EXERCISE PROMPT:
Return each entry exactly, omitting nothing.

RECORDS TO USE:
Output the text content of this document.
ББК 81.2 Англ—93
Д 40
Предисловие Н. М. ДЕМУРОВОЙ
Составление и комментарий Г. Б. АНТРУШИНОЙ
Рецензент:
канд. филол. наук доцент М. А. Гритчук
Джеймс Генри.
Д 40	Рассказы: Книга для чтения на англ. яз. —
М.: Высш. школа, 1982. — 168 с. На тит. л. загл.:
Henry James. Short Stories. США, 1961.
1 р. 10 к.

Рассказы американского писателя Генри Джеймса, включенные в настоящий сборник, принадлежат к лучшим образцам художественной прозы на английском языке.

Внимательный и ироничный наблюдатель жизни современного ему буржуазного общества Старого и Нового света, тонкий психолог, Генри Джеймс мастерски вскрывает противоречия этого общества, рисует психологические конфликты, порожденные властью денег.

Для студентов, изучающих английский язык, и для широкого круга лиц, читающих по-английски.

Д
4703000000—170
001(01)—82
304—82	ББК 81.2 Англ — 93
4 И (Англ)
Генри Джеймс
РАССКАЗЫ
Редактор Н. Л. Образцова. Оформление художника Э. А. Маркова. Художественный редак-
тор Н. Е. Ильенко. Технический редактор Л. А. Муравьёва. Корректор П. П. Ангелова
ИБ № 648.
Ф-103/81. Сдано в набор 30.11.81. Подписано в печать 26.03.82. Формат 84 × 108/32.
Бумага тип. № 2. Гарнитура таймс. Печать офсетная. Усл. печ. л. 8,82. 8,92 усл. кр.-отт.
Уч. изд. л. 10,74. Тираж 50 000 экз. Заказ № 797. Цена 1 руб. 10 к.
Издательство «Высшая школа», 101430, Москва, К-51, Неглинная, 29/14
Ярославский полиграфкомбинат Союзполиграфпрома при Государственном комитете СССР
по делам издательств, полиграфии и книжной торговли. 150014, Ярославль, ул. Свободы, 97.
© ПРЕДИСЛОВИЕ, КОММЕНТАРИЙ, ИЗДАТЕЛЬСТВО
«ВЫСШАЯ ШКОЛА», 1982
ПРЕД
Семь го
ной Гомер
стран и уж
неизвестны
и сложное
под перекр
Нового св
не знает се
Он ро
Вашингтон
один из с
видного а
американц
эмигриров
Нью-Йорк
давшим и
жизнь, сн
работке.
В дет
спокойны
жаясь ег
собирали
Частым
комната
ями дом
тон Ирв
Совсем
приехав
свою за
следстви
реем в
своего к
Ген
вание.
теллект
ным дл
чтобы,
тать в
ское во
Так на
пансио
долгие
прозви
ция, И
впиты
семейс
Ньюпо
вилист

SOLUTION FOR THIS EXERCISE:
Output the text content of this document.
ББК 81.2 Англ—93
Д 40
Предисловие Н. М. ДЕМУРОВОЙ
Составление и комментарий Г. Б. АНТРУШИНОЙ
Рецензент:
канд. филол. наук доцент М. А. Гритчук
Джеймс Генри.
Д 40	Рассказы: Книга для чтения на англ. яз. —
М.: Высш. школа, 1982. — 168 с. На тит. л. загл.:
Henry James. Short Stories. США, 1961.
1 р. 10 к.

Рассказы американского писателя Генри Джеймса, включенные в настоящий сборник, принадлежат к лучшим образцам художественной прозы на английском языке.

Внимательный и ироничный наблюдатель жизни современного ему буржуазного общества Старого и Нового света, тонкий психолог, Генри Джеймс мастерски вскрывает противоречия этого общества, рисует психологические конфликты, порожденные властью денег.

Для студентов, изучающих английский язык, и для широкого круга лиц, читающих по-английски.

Д
4703000000—170
001(01)—82
304—82	ББК 81.2 Англ — 93
4 И (Англ)
Генри Джеймс
РАССКАЗЫ
Редактор Н. Л. Образцова. Оформление художника Э. А. Маркова. Художественный редак-
тор Н. Е. Ильенко. Технический редактор Л. А. Муравьёва. Корректор П. П. Ангелова
ИБ № 648.
Ф-103/81. Сдано в набор 30.11.81. Подписано в печать 26.03.82. Формат 84 × 108/32.
Бумага тип. № 2. Гарнитура таймс. Печать офсетная. Усл. печ. л. 8,82. 8,92 усл. кр.-отт.
Уч. изд. л. 10,74. Тираж 50 000 экз. Заказ № 797. Цена 1 руб. 10 к.
Издательство «Высшая школа», 101430, Москва, К-51, Неглинная, 29/14
Ярославский полиграфкомбинат Союзполиграфпрома при Государственном комитете СССР
по делам издательств, полиграфии и книжной торговли. 150014, Ярославль, ул. Свободы, 97.
© ПРЕДИСЛОВИЕ, КОММЕНТАРИЙ, ИЗДАТЕЛЬСТВО
«ВЫСШАЯ ШКОЛА», 1982
ПРЕД
Семь го
ной Гомер
стран и уж
неизвестны
и сложное
под перекр
Нового св
не знает се
Он ро
Вашингтон
один из с
видного а
американц
эмигриров
Нью-Йорк
давшим и
жизнь, сн
работке.
В дет
спокойны
жаясь ег
собирали
Частым
комната
ями дом
тон Ирв
Совсем
приехав
свою за
следстви
реем в
своего к
Ген
вание.
теллект
ным дл
чтобы,
тать в
ское во
Так на
пансио
долгие
прозви
ция, И
впиты
семейс
Ньюпо
вилист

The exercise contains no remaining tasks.